Short task:
Only the pictures are left out: repeat the rest of the entries exactly.

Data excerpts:
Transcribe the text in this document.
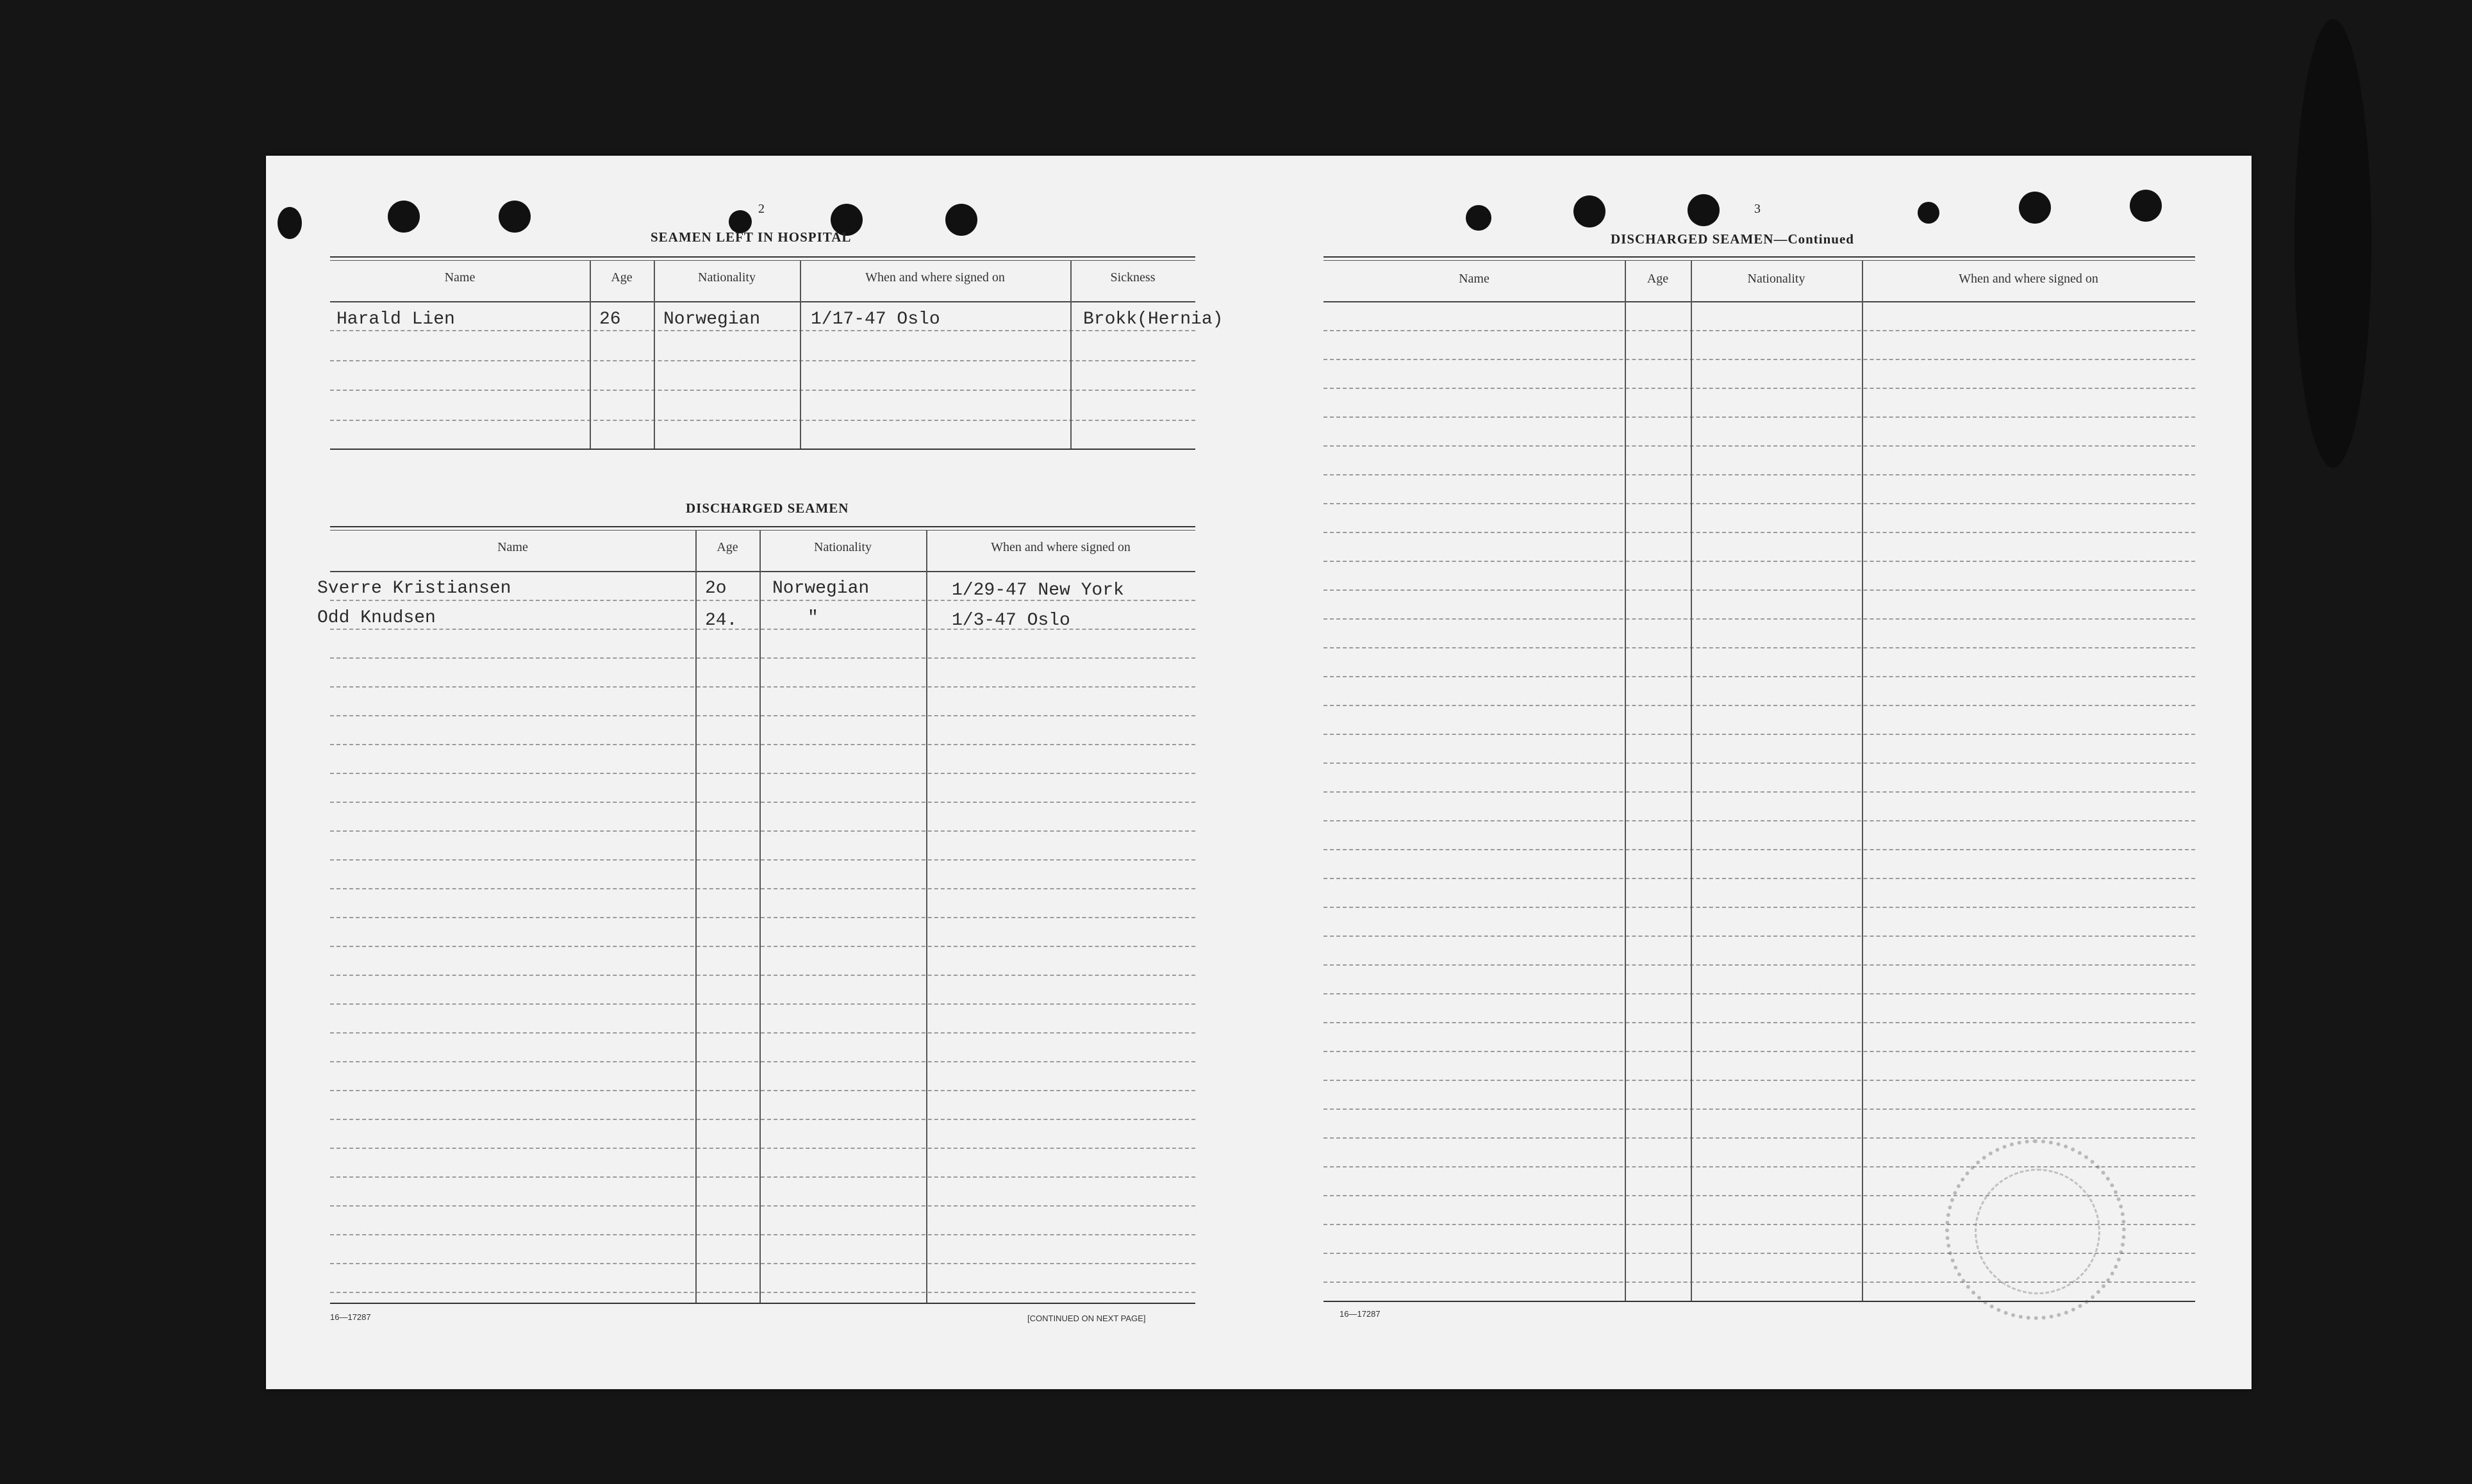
2
SEAMEN LEFT IN HOSPITAL
Name	Age	Nationality	When and where signed on	Sickness
Harald Lien	26 Norwegian	1/17-47 Oslo	Brokk(Hernia)
DISCHARGED SEAMEN
Name	Age	Nationality	When and where signed on
Sverre Kristiansen	2o	Norwegian	1/29-47 New York
Odd Knudsen	24.	"	1/3-47 Oslo
16—17287	[CONTINUED ON NEXT PAGE]
3
DISCHARGED SEAMEN—Continued
Name	Age	Nationality	When and where signed on
16—17287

Expected answer:
Transcribe the text in this document.
2
SEAMEN LEFT IN HOSPITAL
Name	Age	Nationality	When and where signed on	Sickness
Harald Lien	26 Norwegian	1/17-47 Oslo	Brokk(Hernia)
DISCHARGED SEAMEN
Name	Age	Nationality	When and where signed on
Sverre Kristiansen	2o	Norwegian	1/29-47 New York
Odd Knudsen	24.	"	1/3-47 Oslo
16—17287	[CONTINUED ON NEXT PAGE]
3
DISCHARGED SEAMEN—Continued
Name	Age	Nationality	When and where signed on
16—17287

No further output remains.